-------- AVAILABLE RECORDS
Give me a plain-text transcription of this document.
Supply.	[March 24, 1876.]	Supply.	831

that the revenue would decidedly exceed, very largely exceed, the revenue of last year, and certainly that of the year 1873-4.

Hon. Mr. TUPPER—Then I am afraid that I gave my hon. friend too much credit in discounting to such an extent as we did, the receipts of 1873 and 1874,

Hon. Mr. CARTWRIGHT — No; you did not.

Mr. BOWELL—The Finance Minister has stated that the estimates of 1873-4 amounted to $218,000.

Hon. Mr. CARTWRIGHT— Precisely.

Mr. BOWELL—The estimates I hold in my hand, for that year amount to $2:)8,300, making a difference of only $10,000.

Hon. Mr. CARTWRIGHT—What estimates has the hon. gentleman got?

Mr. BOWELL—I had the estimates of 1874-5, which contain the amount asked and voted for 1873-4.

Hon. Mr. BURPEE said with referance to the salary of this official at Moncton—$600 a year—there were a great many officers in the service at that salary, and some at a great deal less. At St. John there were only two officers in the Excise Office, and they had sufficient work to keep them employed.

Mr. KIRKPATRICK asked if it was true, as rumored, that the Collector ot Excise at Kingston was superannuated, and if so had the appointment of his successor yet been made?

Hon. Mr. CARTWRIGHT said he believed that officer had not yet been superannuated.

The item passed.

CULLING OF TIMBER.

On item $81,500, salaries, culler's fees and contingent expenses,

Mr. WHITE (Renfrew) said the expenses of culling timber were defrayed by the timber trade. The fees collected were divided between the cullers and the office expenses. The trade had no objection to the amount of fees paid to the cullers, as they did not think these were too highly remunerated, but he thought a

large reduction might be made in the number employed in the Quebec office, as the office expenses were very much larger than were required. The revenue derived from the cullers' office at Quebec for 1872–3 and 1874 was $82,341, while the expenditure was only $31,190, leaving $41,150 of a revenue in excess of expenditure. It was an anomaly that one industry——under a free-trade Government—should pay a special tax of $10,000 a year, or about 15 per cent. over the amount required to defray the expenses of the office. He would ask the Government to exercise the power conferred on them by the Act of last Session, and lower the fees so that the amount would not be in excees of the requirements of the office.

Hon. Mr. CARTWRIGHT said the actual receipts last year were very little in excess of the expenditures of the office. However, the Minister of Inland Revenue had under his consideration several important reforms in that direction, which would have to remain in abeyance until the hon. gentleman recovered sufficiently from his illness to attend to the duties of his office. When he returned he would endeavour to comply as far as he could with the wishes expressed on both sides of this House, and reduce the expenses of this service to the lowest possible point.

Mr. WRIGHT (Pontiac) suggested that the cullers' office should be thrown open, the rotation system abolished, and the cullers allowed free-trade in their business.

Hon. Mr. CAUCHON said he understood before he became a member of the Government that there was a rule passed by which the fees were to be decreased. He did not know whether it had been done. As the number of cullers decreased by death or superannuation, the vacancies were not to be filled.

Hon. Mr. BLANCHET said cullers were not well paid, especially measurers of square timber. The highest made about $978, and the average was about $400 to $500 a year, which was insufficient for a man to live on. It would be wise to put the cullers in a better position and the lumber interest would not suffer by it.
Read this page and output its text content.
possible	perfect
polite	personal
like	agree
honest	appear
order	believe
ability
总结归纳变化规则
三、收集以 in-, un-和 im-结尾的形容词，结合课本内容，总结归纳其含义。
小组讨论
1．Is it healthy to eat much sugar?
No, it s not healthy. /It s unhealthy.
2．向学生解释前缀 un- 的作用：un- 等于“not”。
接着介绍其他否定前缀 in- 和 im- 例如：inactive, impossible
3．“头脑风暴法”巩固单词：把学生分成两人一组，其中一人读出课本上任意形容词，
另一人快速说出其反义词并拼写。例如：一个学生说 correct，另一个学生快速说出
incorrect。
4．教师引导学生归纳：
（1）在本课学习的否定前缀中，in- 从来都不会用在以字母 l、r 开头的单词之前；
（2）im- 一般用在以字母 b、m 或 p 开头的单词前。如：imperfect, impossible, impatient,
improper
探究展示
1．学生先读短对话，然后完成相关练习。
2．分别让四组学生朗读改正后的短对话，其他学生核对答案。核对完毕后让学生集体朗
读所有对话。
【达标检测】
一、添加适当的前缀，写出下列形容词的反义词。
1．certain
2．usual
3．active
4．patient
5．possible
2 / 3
----------------
Count how many lines of the listing above include "item" and report that number alone.

2